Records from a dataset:
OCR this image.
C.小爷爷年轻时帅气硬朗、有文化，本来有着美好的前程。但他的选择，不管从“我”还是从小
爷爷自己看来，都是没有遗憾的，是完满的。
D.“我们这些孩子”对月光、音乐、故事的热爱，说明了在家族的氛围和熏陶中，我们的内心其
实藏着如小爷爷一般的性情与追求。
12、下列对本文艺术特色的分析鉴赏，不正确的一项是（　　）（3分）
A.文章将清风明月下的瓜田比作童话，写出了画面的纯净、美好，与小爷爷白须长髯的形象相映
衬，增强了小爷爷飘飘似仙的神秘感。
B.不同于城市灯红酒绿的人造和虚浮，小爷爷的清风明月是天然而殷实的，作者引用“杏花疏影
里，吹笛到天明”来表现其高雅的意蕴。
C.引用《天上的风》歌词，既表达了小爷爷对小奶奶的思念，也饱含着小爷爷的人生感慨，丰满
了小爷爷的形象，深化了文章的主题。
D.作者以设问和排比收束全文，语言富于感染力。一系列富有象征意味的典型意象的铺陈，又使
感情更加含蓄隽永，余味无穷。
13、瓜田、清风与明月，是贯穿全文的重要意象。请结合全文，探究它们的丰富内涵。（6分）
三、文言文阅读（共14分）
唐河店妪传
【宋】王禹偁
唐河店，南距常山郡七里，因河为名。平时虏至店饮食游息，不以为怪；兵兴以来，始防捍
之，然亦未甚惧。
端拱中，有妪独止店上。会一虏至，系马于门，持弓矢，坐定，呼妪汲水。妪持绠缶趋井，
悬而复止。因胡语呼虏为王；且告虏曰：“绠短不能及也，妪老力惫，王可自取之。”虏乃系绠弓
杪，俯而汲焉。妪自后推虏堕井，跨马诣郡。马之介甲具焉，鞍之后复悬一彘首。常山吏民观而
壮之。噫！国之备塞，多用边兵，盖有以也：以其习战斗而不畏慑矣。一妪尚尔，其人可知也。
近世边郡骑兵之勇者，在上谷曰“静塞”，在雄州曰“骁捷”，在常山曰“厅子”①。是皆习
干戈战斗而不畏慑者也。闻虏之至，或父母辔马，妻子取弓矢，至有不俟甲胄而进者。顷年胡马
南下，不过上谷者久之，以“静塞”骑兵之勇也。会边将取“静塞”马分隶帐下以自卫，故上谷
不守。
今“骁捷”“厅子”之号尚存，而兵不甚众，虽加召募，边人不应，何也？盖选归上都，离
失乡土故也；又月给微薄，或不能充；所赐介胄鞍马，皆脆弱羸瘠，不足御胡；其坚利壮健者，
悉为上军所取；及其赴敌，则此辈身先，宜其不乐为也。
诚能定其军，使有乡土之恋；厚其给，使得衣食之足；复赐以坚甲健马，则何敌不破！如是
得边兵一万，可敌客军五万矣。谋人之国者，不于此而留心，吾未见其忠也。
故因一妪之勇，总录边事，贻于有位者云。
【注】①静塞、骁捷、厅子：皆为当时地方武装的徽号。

• Problem to solve:
Quote the material exactly, leaving nothing out.

• Output of the exercise:
OCR this image.
C.小爷爷年轻时帅气硬朗、有文化，本来有着美好的前程。但他的选择，不管从“我”还是从小
爷爷自己看来，都是没有遗憾的，是完满的。
D.“我们这些孩子”对月光、音乐、故事的热爱，说明了在家族的氛围和熏陶中，我们的内心其
实藏着如小爷爷一般的性情与追求。
12、下列对本文艺术特色的分析鉴赏，不正确的一项是（　　）（3分）
A.文章将清风明月下的瓜田比作童话，写出了画面的纯净、美好，与小爷爷白须长髯的形象相映
衬，增强了小爷爷飘飘似仙的神秘感。
B.不同于城市灯红酒绿的人造和虚浮，小爷爷的清风明月是天然而殷实的，作者引用“杏花疏影
里，吹笛到天明”来表现其高雅的意蕴。
C.引用《天上的风》歌词，既表达了小爷爷对小奶奶的思念，也饱含着小爷爷的人生感慨，丰满
了小爷爷的形象，深化了文章的主题。
D.作者以设问和排比收束全文，语言富于感染力。一系列富有象征意味的典型意象的铺陈，又使
感情更加含蓄隽永，余味无穷。
13、瓜田、清风与明月，是贯穿全文的重要意象。请结合全文，探究它们的丰富内涵。（6分）
三、文言文阅读（共14分）
唐河店妪传
【宋】王禹偁
唐河店，南距常山郡七里，因河为名。平时虏至店饮食游息，不以为怪；兵兴以来，始防捍
之，然亦未甚惧。
端拱中，有妪独止店上。会一虏至，系马于门，持弓矢，坐定，呼妪汲水。妪持绠缶趋井，
悬而复止。因胡语呼虏为王；且告虏曰：“绠短不能及也，妪老力惫，王可自取之。”虏乃系绠弓
杪，俯而汲焉。妪自后推虏堕井，跨马诣郡。马之介甲具焉，鞍之后复悬一彘首。常山吏民观而
壮之。噫！国之备塞，多用边兵，盖有以也：以其习战斗而不畏慑矣。一妪尚尔，其人可知也。
近世边郡骑兵之勇者，在上谷曰“静塞”，在雄州曰“骁捷”，在常山曰“厅子”①。是皆习
干戈战斗而不畏慑者也。闻虏之至，或父母辔马，妻子取弓矢，至有不俟甲胄而进者。顷年胡马
南下，不过上谷者久之，以“静塞”骑兵之勇也。会边将取“静塞”马分隶帐下以自卫，故上谷
不守。
今“骁捷”“厅子”之号尚存，而兵不甚众，虽加召募，边人不应，何也？盖选归上都，离
失乡土故也；又月给微薄，或不能充；所赐介胄鞍马，皆脆弱羸瘠，不足御胡；其坚利壮健者，
悉为上军所取；及其赴敌，则此辈身先，宜其不乐为也。
诚能定其军，使有乡土之恋；厚其给，使得衣食之足；复赐以坚甲健马，则何敌不破！如是
得边兵一万，可敌客军五万矣。谋人之国者，不于此而留心，吾未见其忠也。
故因一妪之勇，总录边事，贻于有位者云。
【注】①静塞、骁捷、厅子：皆为当时地方武装的徽号。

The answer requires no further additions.